(Rows taken from a layout dataset)
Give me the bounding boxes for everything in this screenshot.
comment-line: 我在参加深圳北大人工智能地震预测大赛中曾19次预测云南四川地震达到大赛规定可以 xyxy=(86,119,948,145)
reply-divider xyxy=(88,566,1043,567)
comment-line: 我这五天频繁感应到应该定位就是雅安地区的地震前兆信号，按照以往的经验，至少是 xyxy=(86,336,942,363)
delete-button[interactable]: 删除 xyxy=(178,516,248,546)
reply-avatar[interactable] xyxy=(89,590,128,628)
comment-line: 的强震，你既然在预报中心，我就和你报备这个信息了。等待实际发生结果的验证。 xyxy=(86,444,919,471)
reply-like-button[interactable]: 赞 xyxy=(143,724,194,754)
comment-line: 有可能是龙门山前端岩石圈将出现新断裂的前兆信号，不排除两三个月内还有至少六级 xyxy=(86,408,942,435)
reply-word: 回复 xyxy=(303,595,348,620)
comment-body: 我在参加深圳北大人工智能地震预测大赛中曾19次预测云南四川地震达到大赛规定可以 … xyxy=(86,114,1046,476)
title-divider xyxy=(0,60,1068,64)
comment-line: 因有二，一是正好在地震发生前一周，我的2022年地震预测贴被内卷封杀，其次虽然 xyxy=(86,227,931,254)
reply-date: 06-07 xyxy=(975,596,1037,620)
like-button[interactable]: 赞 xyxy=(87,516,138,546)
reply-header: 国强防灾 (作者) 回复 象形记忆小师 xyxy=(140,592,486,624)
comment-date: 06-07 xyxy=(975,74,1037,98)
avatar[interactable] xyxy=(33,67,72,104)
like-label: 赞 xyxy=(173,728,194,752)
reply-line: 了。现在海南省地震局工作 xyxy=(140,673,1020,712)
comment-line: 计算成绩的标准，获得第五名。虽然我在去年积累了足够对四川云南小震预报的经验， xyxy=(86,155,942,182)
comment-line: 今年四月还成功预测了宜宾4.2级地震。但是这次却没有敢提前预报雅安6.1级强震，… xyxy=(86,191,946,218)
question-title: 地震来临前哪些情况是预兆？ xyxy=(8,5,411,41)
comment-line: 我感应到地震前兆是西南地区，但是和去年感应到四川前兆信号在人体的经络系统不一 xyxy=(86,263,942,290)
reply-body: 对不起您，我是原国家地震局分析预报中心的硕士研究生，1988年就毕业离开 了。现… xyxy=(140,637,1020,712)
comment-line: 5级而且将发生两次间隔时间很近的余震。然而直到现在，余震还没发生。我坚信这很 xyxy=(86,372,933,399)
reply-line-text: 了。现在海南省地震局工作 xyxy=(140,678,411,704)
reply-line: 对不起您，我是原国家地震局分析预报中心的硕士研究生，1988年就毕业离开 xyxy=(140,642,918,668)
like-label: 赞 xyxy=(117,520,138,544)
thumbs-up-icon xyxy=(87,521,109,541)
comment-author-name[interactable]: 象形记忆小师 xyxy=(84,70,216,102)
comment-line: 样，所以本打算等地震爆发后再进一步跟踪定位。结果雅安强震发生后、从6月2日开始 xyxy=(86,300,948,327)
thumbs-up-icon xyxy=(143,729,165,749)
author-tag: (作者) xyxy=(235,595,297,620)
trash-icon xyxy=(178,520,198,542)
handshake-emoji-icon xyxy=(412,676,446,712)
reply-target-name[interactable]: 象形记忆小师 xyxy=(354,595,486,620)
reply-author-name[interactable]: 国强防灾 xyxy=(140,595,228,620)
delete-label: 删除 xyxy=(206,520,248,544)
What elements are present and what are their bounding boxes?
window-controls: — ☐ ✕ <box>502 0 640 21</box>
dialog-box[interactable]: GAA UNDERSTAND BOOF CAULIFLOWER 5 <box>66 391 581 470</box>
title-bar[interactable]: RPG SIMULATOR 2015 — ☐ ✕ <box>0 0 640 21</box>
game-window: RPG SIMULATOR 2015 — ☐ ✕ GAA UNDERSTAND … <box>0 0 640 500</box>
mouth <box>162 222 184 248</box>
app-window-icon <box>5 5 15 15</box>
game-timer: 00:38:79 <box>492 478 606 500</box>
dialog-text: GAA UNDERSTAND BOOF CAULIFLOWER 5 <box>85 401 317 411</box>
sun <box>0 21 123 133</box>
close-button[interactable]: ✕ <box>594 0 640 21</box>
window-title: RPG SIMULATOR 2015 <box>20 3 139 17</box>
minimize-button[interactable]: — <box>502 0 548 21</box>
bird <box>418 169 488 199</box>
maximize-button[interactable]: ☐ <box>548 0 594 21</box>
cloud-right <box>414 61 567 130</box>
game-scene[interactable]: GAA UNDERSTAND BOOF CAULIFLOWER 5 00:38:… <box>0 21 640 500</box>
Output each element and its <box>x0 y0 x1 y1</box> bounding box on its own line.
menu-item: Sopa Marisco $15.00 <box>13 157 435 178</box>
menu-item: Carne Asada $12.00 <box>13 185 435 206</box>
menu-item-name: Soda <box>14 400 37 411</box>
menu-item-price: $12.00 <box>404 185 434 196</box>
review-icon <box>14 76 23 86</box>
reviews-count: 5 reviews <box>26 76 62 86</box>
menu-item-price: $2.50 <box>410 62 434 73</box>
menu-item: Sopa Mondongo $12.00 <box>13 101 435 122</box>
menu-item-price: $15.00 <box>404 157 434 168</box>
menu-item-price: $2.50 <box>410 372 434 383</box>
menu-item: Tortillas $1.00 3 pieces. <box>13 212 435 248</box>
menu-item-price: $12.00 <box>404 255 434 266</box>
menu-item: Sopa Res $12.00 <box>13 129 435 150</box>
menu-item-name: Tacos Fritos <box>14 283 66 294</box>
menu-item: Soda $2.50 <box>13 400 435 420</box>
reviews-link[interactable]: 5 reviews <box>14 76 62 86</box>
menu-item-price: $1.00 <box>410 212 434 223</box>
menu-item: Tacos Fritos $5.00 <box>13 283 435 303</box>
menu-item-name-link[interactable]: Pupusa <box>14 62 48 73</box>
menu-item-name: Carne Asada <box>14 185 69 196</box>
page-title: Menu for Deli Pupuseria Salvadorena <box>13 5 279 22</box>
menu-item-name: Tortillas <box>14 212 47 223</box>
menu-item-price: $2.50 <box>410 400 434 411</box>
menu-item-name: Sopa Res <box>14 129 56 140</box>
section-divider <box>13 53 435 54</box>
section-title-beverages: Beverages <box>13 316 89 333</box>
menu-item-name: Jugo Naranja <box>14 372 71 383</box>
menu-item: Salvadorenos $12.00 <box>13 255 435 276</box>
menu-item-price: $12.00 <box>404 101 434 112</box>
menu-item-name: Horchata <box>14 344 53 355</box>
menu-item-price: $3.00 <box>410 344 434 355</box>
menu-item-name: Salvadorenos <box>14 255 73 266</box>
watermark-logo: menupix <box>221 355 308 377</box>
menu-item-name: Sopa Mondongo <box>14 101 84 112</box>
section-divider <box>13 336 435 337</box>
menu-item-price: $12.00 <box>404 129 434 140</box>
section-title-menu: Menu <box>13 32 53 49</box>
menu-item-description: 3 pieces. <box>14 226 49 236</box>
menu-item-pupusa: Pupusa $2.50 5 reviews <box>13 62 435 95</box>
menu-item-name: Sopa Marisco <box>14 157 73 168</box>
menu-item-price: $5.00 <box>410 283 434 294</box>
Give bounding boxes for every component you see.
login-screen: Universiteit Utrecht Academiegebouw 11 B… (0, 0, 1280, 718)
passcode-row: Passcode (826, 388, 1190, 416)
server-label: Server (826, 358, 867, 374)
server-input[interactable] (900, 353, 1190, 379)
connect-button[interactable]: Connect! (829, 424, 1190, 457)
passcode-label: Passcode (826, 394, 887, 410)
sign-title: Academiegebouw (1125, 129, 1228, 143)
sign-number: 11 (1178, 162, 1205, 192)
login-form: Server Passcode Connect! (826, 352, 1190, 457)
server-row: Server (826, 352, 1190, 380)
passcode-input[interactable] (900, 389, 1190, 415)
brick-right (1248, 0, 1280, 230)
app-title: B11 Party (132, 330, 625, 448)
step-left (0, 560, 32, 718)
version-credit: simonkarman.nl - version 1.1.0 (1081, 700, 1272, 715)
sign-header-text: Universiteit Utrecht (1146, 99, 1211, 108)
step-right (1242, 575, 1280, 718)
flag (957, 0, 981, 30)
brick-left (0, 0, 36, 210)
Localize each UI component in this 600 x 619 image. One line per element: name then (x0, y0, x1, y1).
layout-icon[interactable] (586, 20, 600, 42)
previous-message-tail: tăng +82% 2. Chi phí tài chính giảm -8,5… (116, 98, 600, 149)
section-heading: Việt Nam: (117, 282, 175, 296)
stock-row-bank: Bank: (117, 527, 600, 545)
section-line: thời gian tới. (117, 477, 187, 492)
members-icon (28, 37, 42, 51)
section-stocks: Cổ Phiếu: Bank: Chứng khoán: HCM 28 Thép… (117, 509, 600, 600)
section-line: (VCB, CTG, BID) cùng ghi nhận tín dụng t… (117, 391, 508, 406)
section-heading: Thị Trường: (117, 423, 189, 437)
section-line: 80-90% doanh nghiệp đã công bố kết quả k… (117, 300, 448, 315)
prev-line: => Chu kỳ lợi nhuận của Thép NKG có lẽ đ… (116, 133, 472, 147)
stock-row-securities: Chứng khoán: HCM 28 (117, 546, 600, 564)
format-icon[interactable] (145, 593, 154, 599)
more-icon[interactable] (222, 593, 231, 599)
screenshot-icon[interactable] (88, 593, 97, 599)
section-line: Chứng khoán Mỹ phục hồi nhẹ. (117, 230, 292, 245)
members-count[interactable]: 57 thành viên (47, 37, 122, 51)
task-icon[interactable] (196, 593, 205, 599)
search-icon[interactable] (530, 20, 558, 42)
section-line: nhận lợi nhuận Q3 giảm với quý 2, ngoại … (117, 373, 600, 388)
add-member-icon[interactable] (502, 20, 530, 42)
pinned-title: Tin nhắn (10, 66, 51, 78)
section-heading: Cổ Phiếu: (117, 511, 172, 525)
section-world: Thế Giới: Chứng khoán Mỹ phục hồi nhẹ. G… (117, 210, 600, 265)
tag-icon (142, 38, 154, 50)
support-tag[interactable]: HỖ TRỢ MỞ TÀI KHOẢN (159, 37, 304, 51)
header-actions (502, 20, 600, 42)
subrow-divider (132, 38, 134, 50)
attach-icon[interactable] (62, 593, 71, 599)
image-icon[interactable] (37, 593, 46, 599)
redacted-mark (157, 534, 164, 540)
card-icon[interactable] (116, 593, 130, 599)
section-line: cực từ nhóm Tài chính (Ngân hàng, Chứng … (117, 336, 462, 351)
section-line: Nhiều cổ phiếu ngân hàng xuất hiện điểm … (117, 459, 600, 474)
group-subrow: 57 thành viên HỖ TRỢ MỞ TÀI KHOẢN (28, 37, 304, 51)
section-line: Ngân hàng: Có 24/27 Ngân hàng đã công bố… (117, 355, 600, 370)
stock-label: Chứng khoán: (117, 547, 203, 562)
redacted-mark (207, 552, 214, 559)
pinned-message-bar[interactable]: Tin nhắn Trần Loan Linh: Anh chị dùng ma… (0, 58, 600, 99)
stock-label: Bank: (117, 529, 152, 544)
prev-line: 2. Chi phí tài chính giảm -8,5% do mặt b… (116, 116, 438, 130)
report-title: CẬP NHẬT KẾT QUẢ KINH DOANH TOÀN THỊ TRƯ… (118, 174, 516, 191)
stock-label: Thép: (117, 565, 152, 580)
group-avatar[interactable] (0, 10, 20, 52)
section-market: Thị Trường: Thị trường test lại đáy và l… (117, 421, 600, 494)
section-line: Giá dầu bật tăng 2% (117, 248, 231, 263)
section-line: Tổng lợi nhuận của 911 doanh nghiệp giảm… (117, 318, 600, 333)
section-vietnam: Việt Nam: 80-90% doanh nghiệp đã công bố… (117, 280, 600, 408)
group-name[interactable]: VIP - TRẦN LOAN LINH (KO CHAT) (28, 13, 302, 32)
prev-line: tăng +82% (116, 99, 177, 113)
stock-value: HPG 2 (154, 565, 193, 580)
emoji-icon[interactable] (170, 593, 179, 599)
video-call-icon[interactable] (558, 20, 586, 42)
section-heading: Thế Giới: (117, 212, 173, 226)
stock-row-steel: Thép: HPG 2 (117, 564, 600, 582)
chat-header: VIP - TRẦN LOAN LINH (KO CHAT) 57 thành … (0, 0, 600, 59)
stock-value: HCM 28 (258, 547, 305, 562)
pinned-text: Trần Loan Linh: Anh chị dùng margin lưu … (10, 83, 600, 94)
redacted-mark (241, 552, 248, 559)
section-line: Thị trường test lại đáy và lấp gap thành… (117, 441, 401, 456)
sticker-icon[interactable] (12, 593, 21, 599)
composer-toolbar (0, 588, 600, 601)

### Exercise objective
Print the lines that begin with the first line above and end with the line containing "reply-avatar[interactable] xyxy=(89,590,128,628)", including both, reproducing each one character for character.

### Answer to the exercise
Give me the bounding boxes for everything in this screenshot.
comment-line: 我在参加深圳北大人工智能地震预测大赛中曾19次预测云南四川地震达到大赛规定可以 xyxy=(86,119,948,145)
reply-divider xyxy=(88,566,1043,567)
comment-line: 我这五天频繁感应到应该定位就是雅安地区的地震前兆信号，按照以往的经验，至少是 xyxy=(86,336,942,363)
delete-button[interactable]: 删除 xyxy=(178,516,248,546)
reply-avatar[interactable] xyxy=(89,590,128,628)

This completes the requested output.